DIRECTIONS FOR THIS TASK> Pull out every line of the items below that contains the string "Iohannis", matching case exactly, and copy each one.

------------------------------------------------

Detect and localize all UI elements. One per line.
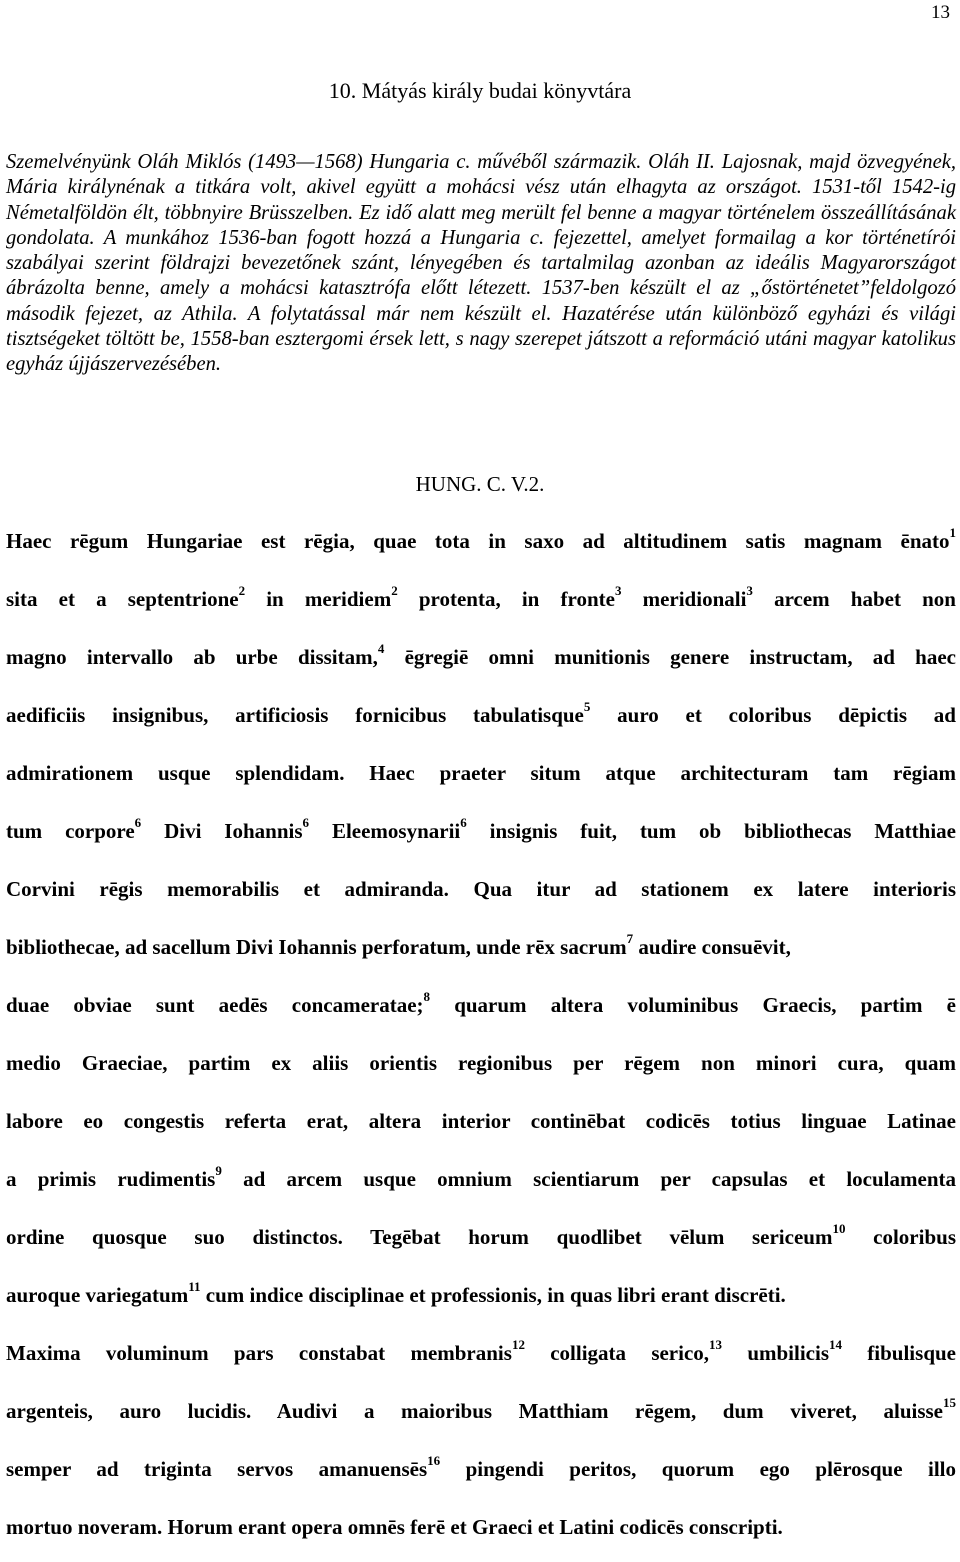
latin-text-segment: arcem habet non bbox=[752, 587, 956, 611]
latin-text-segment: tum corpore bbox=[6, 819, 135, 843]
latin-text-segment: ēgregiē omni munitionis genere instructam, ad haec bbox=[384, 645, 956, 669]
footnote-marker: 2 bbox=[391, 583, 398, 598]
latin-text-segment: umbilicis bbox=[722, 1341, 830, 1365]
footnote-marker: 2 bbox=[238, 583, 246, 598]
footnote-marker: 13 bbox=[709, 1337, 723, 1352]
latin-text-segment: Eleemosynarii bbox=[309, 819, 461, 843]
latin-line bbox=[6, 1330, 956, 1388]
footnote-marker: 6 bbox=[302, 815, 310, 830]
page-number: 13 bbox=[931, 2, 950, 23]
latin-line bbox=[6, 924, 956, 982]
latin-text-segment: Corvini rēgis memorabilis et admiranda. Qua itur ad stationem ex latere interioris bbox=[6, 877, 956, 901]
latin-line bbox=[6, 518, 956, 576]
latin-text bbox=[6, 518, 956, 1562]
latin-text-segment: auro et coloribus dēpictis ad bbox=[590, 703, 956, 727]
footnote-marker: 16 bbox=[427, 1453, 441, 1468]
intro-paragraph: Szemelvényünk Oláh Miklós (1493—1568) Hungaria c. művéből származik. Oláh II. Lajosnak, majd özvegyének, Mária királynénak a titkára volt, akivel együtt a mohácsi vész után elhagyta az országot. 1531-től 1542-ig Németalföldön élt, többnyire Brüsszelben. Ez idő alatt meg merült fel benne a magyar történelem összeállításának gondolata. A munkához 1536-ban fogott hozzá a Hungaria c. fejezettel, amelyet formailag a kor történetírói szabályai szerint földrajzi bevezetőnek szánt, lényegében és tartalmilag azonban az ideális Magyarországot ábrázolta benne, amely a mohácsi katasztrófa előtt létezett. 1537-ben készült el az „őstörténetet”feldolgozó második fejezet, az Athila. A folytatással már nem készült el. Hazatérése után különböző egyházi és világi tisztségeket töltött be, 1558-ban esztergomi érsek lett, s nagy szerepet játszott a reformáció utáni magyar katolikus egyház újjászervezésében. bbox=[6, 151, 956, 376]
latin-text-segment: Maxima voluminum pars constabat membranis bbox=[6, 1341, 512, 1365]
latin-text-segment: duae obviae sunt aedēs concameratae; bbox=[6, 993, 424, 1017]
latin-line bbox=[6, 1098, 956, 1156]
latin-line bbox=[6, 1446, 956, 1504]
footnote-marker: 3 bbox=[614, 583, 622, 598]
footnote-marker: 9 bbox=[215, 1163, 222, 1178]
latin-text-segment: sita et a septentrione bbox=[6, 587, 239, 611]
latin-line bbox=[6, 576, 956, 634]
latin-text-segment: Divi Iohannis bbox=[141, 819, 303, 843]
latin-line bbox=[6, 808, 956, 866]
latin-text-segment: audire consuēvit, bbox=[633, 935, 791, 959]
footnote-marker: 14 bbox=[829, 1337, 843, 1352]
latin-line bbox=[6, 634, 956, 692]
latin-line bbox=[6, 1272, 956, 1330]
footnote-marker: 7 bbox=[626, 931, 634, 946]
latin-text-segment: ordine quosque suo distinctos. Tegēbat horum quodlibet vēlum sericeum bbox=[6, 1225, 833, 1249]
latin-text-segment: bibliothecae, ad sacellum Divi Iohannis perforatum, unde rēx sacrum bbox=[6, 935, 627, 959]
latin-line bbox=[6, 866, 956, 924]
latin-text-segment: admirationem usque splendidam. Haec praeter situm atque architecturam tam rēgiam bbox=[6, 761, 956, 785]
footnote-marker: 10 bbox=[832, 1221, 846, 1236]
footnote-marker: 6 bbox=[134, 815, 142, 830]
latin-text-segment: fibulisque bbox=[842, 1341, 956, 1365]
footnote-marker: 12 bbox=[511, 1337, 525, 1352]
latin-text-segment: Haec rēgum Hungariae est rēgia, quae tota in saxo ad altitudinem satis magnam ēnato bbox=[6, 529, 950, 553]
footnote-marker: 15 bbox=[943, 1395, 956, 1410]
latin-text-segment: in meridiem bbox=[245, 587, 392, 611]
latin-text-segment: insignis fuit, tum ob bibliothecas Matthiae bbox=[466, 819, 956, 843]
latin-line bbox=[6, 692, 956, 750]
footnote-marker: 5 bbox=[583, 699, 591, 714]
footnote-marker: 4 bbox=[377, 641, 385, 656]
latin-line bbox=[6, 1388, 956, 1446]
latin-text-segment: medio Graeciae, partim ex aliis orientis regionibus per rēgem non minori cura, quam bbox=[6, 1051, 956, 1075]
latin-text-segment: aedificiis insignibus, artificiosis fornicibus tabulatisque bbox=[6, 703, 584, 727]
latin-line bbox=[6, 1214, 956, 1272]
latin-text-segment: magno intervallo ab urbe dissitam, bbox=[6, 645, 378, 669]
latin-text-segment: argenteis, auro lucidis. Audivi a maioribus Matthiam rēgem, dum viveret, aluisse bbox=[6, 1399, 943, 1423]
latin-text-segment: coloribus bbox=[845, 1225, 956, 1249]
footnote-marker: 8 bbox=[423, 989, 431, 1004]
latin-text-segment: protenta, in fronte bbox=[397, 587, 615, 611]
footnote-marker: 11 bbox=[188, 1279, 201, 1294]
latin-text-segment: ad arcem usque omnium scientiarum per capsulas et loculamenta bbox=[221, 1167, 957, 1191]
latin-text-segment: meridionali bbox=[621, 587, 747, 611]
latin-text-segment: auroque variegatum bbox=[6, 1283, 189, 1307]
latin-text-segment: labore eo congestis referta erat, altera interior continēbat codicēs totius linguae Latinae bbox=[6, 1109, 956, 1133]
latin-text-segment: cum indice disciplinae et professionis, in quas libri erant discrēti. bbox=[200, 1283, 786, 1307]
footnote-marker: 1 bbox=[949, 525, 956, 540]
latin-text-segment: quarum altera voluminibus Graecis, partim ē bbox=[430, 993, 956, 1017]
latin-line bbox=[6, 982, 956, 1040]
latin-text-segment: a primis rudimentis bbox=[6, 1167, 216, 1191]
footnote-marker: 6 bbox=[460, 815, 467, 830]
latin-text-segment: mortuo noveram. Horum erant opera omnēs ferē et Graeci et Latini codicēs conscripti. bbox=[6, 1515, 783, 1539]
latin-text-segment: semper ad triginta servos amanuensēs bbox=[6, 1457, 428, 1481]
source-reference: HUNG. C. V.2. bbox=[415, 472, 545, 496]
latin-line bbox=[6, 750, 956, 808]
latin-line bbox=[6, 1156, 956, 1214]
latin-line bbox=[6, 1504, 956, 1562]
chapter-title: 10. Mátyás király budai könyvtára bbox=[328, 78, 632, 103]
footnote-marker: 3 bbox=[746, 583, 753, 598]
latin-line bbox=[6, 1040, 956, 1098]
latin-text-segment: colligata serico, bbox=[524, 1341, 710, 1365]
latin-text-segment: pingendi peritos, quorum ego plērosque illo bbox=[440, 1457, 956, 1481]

------------------------------------------------

FINAL ANSWER>
latin-text-segment: Divi Iohannis bbox=[141, 819, 303, 843]
latin-text-segment: bibliothecae, ad sacellum Divi Iohannis perforatum, unde rēx sacrum bbox=[6, 935, 627, 959]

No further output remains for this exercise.